··· Quoted passage ···
Snorkel the underwater sculpture park in Molinere Beauséjour Marine Protected Area, tour a spice plantation or stroll the candy-colored capitol, St. George’s—or not. You’d be hard-pressed to find a crowded patch of sand in Grenada. Even on its most developed beach, the nearly-two-mile-long Grande Anse, the resorts are low-rise and low-key. Laluna, owned by an Italian fashion-industry insider, has just 16 cottages and seven villas tucked on a nearby hillside that slopes down to a private beach. All rooms come with open-air bathrooms, plunge pools and four-poster beds draped with mosquito netting. Laluna offers daily yoga classes, massages in the spa and not much else. From $545 a night, laluna.com

Park Hyatt in St. Kitts.

Park Hyatt in St. Kitts.
··· Data ···
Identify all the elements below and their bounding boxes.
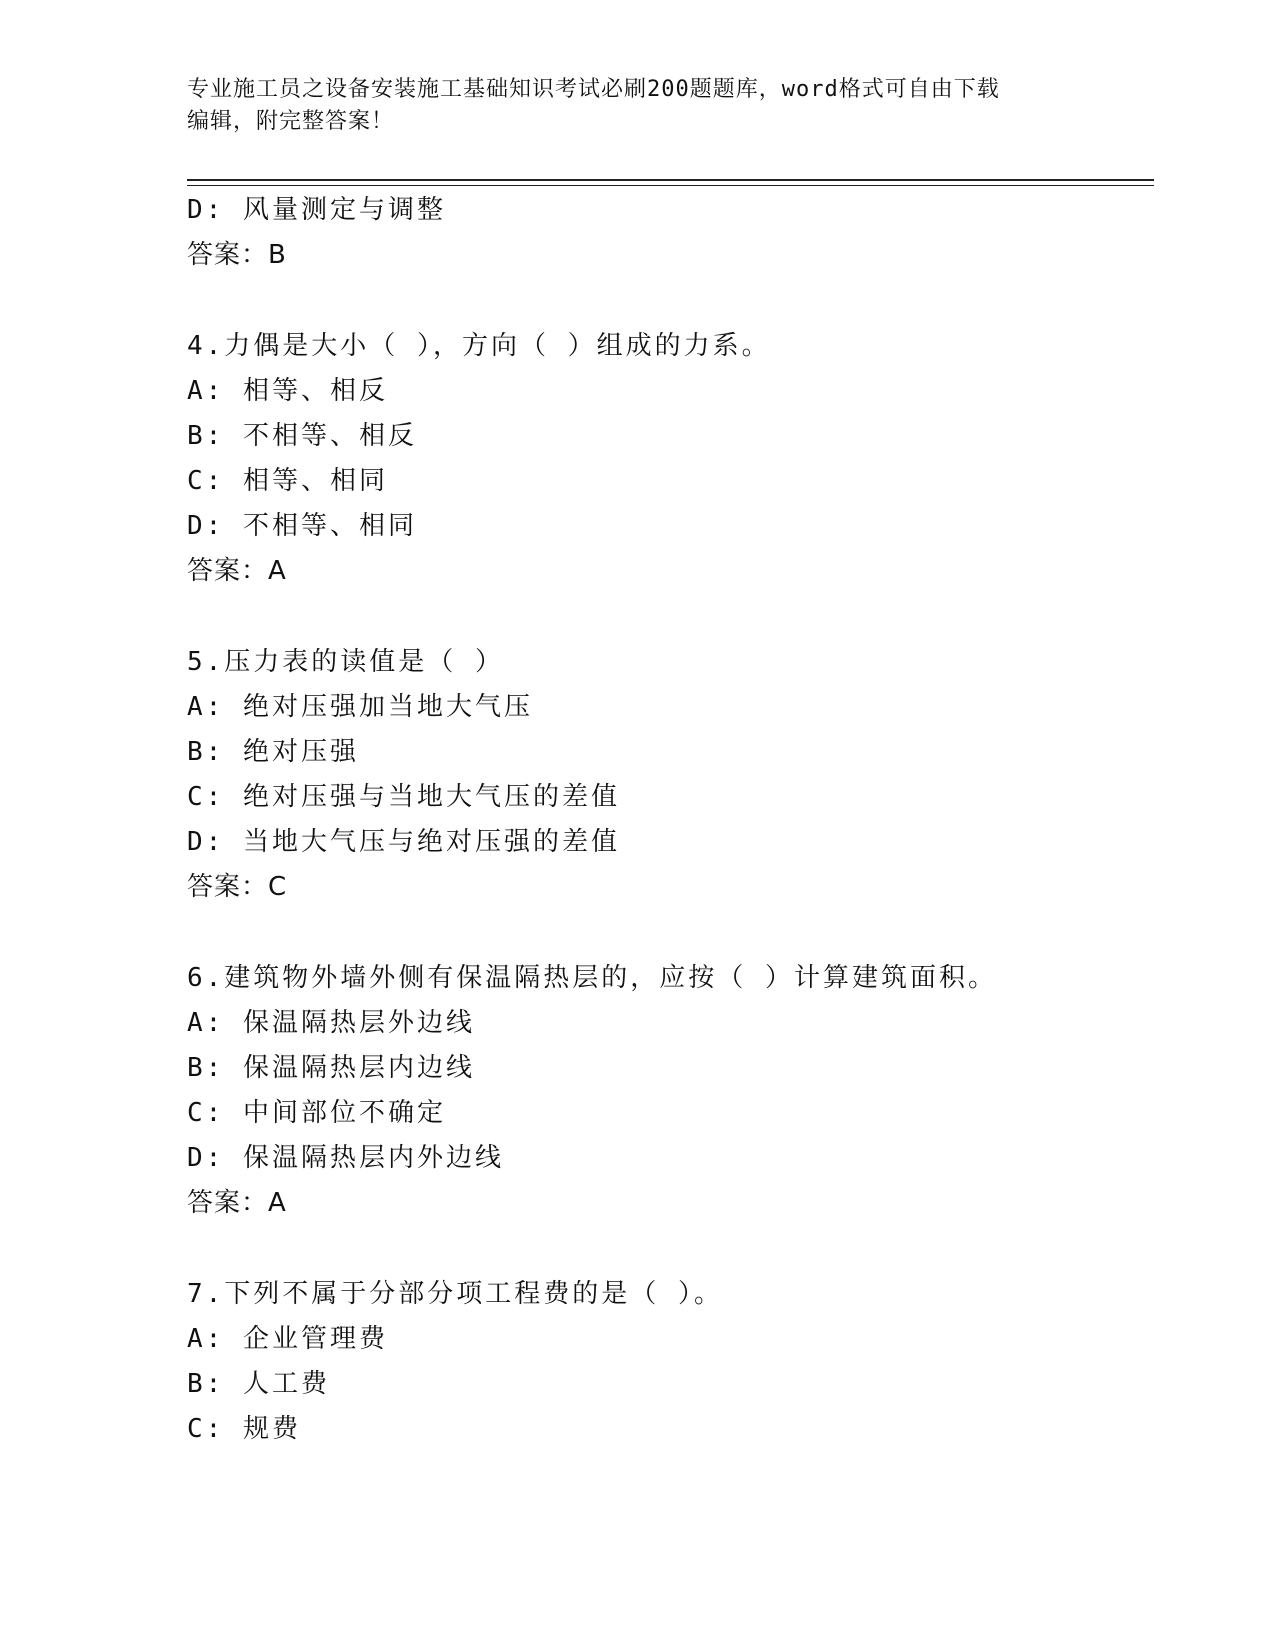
···
__Short task A__
Answer these questions using the Grenada travel text:
(i) What is the name of the beach described as nearly two miles long?
(ii) How many cottages and how many villas does Laluna have?
(iii) What is the lowest nightly rate listed for Laluna?
__Short task B__
Continue the Grenada travel text from its last line.

__Written reply A__
(i) Grande Anse
(ii) 16 cottages and seven villas
(iii) $545 a night

__Written reply B__
Park Hyatt, St. Kitts

Until last November, the big draw on St. Kitts—where much of the land is protected as natural areas—were its outdoor diversions, such as wreck-diving, hiking to the crater of a dormant volcano or walking the grounds of the centuries-old Brimstone Hill Fortress. But since the 126-room Park Hyatt opened last fall, less enthusiastic trekkers can opt to make use of the resort’s sea-facing private balconies, two pools (one for families and one for adults) or the on-property Miraval Life in Balance spa, which offers everything from an anti-inflammatory after-sun facial to a Vasudhara treatments that combines floating in water with Thai massage. From $500 a night, stkitts.park.hyatt.com.

Curtain Bluff in Antigua.

Curtain Bluff in Antigua.

Curtain Bluff, Antigua

Diving, golfing, sailing, hiking and tennis are all available on Antigua. You can also spend days hopping from one white-sand cove to the next (islanders insist there’s a beach for every day of the year). If you like to be coddled while sunbathing, linger on the two private beaches at the all-inclusive Curtain Bluff, which just underwent a $13 million renovation. The resort has a laid-back but elegant tone, and though it offers sports facilities (including a putting green, squash court and dive center) many guests simply park themselves in a hammock for the duration, after stashing their offspring at the all-day kid’s club.From $700 a night, curtainbluff.com.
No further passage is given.